■ STORED RECORDS ■
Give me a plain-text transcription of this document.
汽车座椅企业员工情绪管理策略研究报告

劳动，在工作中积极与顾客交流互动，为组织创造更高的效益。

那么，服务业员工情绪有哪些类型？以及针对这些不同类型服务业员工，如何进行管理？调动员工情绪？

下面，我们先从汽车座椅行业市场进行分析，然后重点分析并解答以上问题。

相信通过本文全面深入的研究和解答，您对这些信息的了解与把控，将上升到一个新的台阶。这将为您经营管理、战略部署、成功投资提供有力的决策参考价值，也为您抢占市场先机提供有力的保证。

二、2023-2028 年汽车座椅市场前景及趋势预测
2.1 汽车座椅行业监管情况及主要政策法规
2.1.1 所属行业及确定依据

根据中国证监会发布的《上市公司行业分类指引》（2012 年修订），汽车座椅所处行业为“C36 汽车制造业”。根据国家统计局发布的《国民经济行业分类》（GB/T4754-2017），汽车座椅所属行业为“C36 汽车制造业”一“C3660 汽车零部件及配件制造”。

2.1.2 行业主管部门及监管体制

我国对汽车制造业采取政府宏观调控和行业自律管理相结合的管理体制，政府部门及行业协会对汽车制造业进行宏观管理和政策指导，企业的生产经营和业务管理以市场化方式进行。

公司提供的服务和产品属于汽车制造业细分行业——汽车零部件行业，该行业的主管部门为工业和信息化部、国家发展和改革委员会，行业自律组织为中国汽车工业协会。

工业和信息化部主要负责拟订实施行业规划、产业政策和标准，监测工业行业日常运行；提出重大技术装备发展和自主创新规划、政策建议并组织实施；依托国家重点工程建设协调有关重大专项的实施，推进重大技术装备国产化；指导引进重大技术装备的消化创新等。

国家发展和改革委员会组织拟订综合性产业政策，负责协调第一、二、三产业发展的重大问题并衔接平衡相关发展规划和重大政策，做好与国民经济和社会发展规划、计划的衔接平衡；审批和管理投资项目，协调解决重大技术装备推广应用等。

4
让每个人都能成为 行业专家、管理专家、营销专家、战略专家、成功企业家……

■ YOUR TASK ■
Recopy the whole listing exactly.

■ TASK OUTPUT ■
Give me a plain-text transcription of this document.
汽车座椅企业员工情绪管理策略研究报告

劳动，在工作中积极与顾客交流互动，为组织创造更高的效益。

那么，服务业员工情绪有哪些类型？以及针对这些不同类型服务业员工，如何进行管理？调动员工情绪？

下面，我们先从汽车座椅行业市场进行分析，然后重点分析并解答以上问题。

相信通过本文全面深入的研究和解答，您对这些信息的了解与把控，将上升到一个新的台阶。这将为您经营管理、战略部署、成功投资提供有力的决策参考价值，也为您抢占市场先机提供有力的保证。

二、2023-2028 年汽车座椅市场前景及趋势预测
2.1 汽车座椅行业监管情况及主要政策法规
2.1.1 所属行业及确定依据

根据中国证监会发布的《上市公司行业分类指引》（2012 年修订），汽车座椅所处行业为“C36 汽车制造业”。根据国家统计局发布的《国民经济行业分类》（GB/T4754-2017），汽车座椅所属行业为“C36 汽车制造业”一“C3660 汽车零部件及配件制造”。

2.1.2 行业主管部门及监管体制

我国对汽车制造业采取政府宏观调控和行业自律管理相结合的管理体制，政府部门及行业协会对汽车制造业进行宏观管理和政策指导，企业的生产经营和业务管理以市场化方式进行。

公司提供的服务和产品属于汽车制造业细分行业——汽车零部件行业，该行业的主管部门为工业和信息化部、国家发展和改革委员会，行业自律组织为中国汽车工业协会。

工业和信息化部主要负责拟订实施行业规划、产业政策和标准，监测工业行业日常运行；提出重大技术装备发展和自主创新规划、政策建议并组织实施；依托国家重点工程建设协调有关重大专项的实施，推进重大技术装备国产化；指导引进重大技术装备的消化创新等。

国家发展和改革委员会组织拟订综合性产业政策，负责协调第一、二、三产业发展的重大问题并衔接平衡相关发展规划和重大政策，做好与国民经济和社会发展规划、计划的衔接平衡；审批和管理投资项目，协调解决重大技术装备推广应用等。

4
让每个人都能成为 行业专家、管理专家、营销专家、战略专家、成功企业家……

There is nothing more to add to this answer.